== Data for this exercise ==

* Start *

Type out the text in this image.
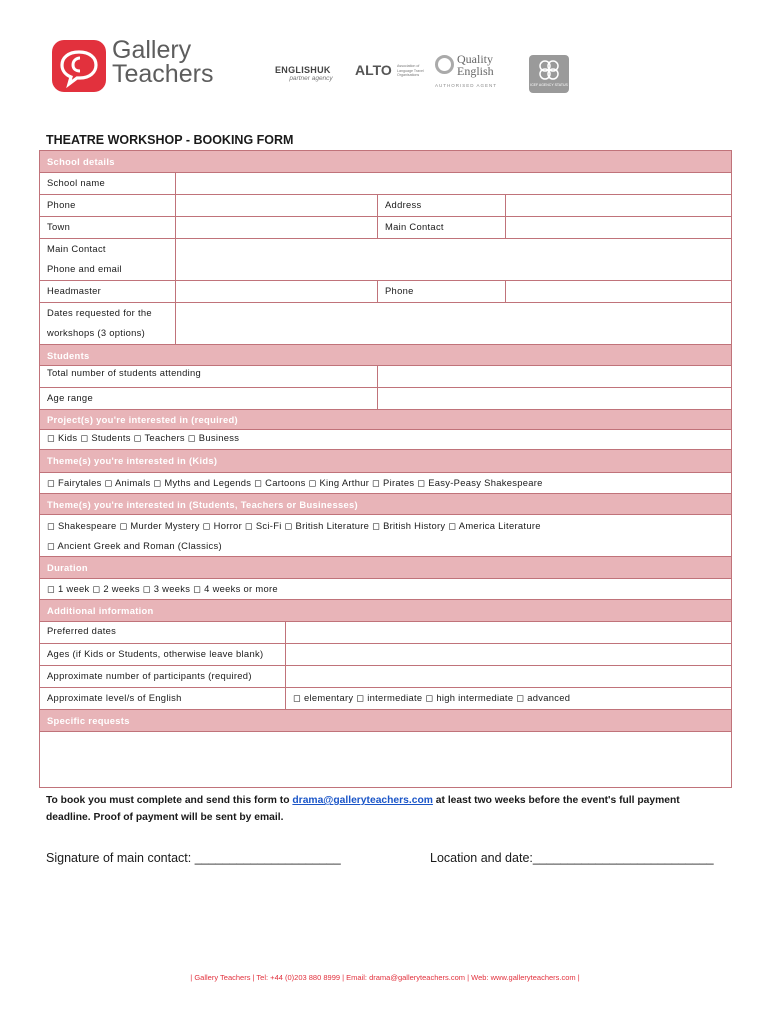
Gallery
Teachers	ENGLISHUK
partner agency
ALTO Association of Language Travel Organisations
Quality
English
AUTHORISED AGENT	ICEF AGENCY STATUS
THEATRE WORKSHOP - BOOKING FORM
School details
School name
Phone	Address
Town	Main Contact
Main Contact
Phone and email
Headmaster	Phone
Dates requested for the
workshops (3 options)
Students
Total number of students attending
Age range
Project(s) you're interested in (required)
◻ Kids ◻ Students ◻ Teachers ◻ Business
Theme(s) you're interested in (Kids)
◻ Fairytales ◻ Animals ◻ Myths and Legends ◻ Cartoons ◻ King Arthur ◻ Pirates ◻ Easy-Peasy Shakespeare
Theme(s) you're interested in (Students, Teachers or Businesses)
◻ Shakespeare ◻ Murder Mystery ◻ Horror ◻ Sci-Fi ◻ British Literature ◻ British History ◻ America Literature
◻ Ancient Greek and Roman (Classics)
Duration
◻ 1 week ◻ 2 weeks ◻ 3 weeks ◻ 4 weeks or more
Additional information
Preferred dates
Ages (if Kids or Students, otherwise leave blank)
Approximate number of participants (required)
Approximate level/s of English	◻ elementary ◻ intermediate ◻ high intermediate ◻ advanced
Specific requests
To book you must complete and send this form to drama@galleryteachers.com at least two weeks before the event's full payment deadline. Proof of payment will be sent by email.
Signature of main contact: _____________________	Location and date:__________________________
| Gallery Teachers | Tel: +44 (0)203 880 8999 | Email: drama@galleryteachers.com | Web: www.galleryteachers.com |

* End *

Above are records; say how many of their lines contain the word "Shakespeare", giving only the number.

== Task result ==
2